Print all the records exactly, please.
------ INFORMATION SUPPLIED
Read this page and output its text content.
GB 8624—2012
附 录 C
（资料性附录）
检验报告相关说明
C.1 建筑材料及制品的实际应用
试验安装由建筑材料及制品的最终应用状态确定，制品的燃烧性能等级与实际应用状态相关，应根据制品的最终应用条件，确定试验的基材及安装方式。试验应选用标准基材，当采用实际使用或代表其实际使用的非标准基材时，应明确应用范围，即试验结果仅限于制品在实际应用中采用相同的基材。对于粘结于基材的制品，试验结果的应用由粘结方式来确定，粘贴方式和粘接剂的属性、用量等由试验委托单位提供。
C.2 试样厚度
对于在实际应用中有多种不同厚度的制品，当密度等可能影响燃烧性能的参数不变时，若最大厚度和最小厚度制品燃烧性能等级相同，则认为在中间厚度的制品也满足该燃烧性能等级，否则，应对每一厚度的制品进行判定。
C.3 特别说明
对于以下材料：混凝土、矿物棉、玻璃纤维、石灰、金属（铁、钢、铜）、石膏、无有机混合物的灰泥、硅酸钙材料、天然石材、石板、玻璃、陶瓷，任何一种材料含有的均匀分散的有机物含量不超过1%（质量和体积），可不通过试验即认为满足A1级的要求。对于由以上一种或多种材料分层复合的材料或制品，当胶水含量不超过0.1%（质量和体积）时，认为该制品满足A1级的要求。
------------
## OUTPUT OF THE TASK
Read this page and output its text content.
GB 8624—2012
附 录 C
（资料性附录）
检验报告相关说明
C.1 建筑材料及制品的实际应用
试验安装由建筑材料及制品的最终应用状态确定，制品的燃烧性能等级与实际应用状态相关，应根据制品的最终应用条件，确定试验的基材及安装方式。试验应选用标准基材，当采用实际使用或代表其实际使用的非标准基材时，应明确应用范围，即试验结果仅限于制品在实际应用中采用相同的基材。对于粘结于基材的制品，试验结果的应用由粘结方式来确定，粘贴方式和粘接剂的属性、用量等由试验委托单位提供。
C.2 试样厚度
对于在实际应用中有多种不同厚度的制品，当密度等可能影响燃烧性能的参数不变时，若最大厚度和最小厚度制品燃烧性能等级相同，则认为在中间厚度的制品也满足该燃烧性能等级，否则，应对每一厚度的制品进行判定。
C.3 特别说明
对于以下材料：混凝土、矿物棉、玻璃纤维、石灰、金属（铁、钢、铜）、石膏、无有机混合物的灰泥、硅酸钙材料、天然石材、石板、玻璃、陶瓷，任何一种材料含有的均匀分散的有机物含量不超过1%（质量和体积），可不通过试验即认为满足A1级的要求。对于由以上一种或多种材料分层复合的材料或制品，当胶水含量不超过0.1%（质量和体积）时，认为该制品满足A1级的要求。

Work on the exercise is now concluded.